> Task objective: Can you reproduce the data beneath, keeping every line exact?

[Start]

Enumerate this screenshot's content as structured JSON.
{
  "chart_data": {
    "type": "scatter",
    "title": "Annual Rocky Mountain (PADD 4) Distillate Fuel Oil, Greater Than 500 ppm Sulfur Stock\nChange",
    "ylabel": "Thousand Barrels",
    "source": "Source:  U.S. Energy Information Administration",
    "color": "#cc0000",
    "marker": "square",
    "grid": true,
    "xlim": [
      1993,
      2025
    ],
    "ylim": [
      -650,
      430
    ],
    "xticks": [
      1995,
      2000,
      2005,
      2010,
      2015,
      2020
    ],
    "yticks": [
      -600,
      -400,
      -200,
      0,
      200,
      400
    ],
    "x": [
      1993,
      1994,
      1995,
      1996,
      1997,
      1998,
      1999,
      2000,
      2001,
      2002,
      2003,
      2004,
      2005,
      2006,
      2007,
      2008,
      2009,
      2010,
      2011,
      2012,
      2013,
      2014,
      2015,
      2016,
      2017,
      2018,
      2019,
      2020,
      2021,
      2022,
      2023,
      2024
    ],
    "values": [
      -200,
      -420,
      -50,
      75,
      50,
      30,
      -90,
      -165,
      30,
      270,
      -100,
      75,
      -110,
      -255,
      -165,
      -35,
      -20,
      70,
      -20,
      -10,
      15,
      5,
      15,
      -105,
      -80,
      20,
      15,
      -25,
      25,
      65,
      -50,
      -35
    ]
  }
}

[End]

> Result for this exercise:
Enumerate this screenshot's content as structured JSON.
{
  "chart_data": {
    "type": "scatter",
    "title": "Annual Rocky Mountain (PADD 4) Distillate Fuel Oil, Greater Than 500 ppm Sulfur Stock\nChange",
    "ylabel": "Thousand Barrels",
    "source": "Source:  U.S. Energy Information Administration",
    "color": "#cc0000",
    "marker": "square",
    "grid": true,
    "xlim": [
      1993,
      2025
    ],
    "ylim": [
      -650,
      430
    ],
    "xticks": [
      1995,
      2000,
      2005,
      2010,
      2015,
      2020
    ],
    "yticks": [
      -600,
      -400,
      -200,
      0,
      200,
      400
    ],
    "x": [
      1993,
      1994,
      1995,
      1996,
      1997,
      1998,
      1999,
      2000,
      2001,
      2002,
      2003,
      2004,
      2005,
      2006,
      2007,
      2008,
      2009,
      2010,
      2011,
      2012,
      2013,
      2014,
      2015,
      2016,
      2017,
      2018,
      2019,
      2020,
      2021,
      2022,
      2023,
      2024
    ],
    "values": [
      -200,
      -420,
      -50,
      75,
      50,
      30,
      -90,
      -165,
      30,
      270,
      -100,
      75,
      -110,
      -255,
      -165,
      -35,
      -20,
      70,
      -20,
      -10,
      15,
      5,
      15,
      -105,
      -80,
      20,
      15,
      -25,
      25,
      65,
      -50,
      -35
    ]
  }
}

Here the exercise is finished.